* BEGIN *

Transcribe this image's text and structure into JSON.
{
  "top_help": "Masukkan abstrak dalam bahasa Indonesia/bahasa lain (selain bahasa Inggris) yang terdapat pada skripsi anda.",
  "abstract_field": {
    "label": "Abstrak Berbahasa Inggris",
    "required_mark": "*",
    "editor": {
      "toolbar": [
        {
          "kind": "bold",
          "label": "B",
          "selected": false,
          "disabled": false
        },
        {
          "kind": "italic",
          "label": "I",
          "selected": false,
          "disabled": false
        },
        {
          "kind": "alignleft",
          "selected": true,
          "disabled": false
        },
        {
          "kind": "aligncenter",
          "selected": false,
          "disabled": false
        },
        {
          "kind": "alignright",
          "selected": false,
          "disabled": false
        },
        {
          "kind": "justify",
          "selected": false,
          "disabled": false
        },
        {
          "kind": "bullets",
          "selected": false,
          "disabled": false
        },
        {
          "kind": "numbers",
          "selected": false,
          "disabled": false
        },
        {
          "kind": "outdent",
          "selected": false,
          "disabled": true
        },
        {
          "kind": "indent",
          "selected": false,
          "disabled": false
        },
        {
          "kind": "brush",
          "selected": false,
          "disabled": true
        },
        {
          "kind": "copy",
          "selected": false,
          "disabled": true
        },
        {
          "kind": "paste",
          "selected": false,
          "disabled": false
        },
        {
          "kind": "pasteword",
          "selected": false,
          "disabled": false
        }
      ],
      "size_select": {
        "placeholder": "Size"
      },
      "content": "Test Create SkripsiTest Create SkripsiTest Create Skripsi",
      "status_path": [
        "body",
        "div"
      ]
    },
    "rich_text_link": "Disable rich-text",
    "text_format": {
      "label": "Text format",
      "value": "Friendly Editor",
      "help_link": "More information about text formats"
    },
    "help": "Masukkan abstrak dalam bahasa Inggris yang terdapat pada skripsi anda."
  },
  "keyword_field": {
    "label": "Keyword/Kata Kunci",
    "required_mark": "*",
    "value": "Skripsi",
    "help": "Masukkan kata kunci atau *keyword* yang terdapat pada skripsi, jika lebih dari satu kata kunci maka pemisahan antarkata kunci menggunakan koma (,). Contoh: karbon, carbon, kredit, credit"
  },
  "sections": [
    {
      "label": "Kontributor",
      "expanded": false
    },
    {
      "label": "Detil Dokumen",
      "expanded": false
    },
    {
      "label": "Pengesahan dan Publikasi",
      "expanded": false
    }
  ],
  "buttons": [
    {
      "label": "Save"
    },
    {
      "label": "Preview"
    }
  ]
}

* END *
* BEGIN *

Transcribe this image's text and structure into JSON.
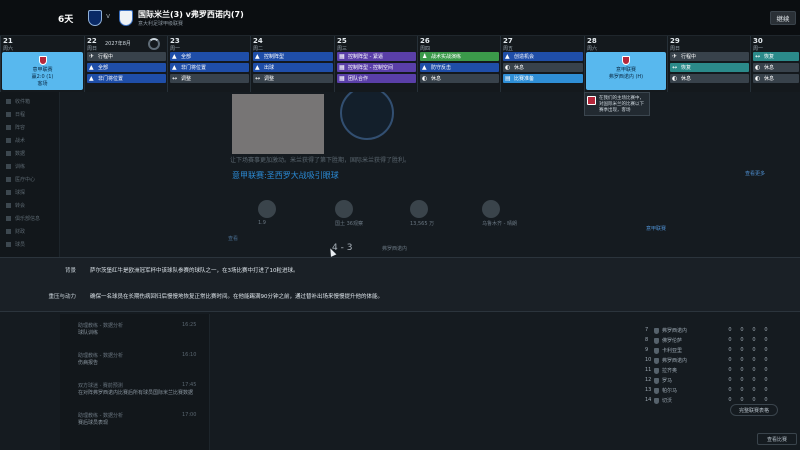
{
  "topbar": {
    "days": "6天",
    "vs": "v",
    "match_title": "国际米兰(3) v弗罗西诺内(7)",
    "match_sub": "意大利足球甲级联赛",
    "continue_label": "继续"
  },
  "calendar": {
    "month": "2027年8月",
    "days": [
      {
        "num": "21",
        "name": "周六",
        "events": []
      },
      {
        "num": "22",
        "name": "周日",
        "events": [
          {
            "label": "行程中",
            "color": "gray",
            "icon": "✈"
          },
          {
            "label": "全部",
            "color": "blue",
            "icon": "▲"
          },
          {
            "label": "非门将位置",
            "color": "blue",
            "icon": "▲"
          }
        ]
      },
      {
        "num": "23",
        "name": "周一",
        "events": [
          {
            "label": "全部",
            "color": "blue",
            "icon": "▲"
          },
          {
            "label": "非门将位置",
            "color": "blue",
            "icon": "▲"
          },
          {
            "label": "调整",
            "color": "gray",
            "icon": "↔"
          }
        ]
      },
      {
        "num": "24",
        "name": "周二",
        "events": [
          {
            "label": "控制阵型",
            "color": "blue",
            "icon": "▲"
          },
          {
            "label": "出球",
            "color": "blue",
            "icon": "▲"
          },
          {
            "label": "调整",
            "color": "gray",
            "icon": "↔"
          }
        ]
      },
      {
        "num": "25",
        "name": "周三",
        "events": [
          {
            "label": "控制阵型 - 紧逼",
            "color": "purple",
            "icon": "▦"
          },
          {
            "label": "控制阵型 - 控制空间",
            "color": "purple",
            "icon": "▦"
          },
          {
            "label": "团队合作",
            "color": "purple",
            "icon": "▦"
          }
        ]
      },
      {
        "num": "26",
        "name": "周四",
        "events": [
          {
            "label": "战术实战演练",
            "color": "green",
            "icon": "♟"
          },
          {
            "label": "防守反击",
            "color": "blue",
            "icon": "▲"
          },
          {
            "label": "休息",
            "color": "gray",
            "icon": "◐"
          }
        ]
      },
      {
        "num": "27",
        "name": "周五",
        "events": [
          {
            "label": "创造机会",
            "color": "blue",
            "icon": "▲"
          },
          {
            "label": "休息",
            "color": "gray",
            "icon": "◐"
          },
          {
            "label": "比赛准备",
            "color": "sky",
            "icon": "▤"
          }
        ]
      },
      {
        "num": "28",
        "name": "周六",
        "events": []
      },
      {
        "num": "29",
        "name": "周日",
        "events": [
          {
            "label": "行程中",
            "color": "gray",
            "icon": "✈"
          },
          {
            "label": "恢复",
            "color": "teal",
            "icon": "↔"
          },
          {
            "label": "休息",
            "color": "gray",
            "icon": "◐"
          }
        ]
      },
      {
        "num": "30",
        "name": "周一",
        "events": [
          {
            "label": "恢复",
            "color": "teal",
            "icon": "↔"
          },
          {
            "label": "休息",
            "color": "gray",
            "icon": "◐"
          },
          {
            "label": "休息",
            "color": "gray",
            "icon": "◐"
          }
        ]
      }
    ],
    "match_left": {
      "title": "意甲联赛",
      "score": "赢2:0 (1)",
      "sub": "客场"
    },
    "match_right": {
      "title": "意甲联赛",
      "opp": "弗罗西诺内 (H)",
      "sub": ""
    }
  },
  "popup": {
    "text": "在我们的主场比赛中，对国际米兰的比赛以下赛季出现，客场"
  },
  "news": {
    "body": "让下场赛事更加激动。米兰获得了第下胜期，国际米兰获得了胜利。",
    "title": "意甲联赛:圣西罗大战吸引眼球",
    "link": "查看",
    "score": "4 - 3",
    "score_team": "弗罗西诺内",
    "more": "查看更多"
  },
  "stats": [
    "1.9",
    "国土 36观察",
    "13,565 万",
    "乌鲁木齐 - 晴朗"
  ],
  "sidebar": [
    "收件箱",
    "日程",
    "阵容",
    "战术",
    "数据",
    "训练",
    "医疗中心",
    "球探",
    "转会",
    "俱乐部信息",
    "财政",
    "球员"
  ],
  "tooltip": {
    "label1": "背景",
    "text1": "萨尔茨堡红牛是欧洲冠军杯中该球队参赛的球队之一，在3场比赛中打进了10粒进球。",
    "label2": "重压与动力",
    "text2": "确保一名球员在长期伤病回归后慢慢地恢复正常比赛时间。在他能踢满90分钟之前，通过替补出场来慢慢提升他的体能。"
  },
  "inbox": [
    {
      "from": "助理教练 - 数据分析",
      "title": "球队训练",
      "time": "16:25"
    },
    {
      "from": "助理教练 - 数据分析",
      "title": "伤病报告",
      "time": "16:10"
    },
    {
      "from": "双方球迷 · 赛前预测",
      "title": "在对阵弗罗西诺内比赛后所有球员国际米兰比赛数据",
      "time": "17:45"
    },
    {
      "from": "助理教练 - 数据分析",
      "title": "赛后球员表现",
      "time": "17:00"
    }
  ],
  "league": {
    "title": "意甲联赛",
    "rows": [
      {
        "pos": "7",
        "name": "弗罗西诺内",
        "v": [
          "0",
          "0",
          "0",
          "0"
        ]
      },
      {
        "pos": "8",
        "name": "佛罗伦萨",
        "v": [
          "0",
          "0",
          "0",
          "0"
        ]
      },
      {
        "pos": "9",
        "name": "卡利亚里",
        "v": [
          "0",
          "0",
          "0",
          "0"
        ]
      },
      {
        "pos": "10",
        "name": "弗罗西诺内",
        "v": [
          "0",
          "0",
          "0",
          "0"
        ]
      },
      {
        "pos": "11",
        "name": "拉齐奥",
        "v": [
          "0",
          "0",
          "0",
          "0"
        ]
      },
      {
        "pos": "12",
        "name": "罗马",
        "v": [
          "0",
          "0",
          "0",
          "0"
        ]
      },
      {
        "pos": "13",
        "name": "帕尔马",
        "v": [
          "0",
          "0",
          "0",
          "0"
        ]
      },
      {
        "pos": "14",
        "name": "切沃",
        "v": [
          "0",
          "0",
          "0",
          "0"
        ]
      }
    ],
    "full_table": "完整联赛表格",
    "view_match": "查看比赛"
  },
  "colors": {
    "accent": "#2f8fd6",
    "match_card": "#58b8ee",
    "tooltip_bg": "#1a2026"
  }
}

* END *

Show all lines from the listing above in which "dalam" appears.

  "top_help": "Masukkan abstrak dalam bahasa Indonesia/bahasa lain (selain bahasa Inggris) yang terdapat pada skripsi anda.",
    "help": "Masukkan abstrak dalam bahasa Inggris yang terdapat pada skripsi anda."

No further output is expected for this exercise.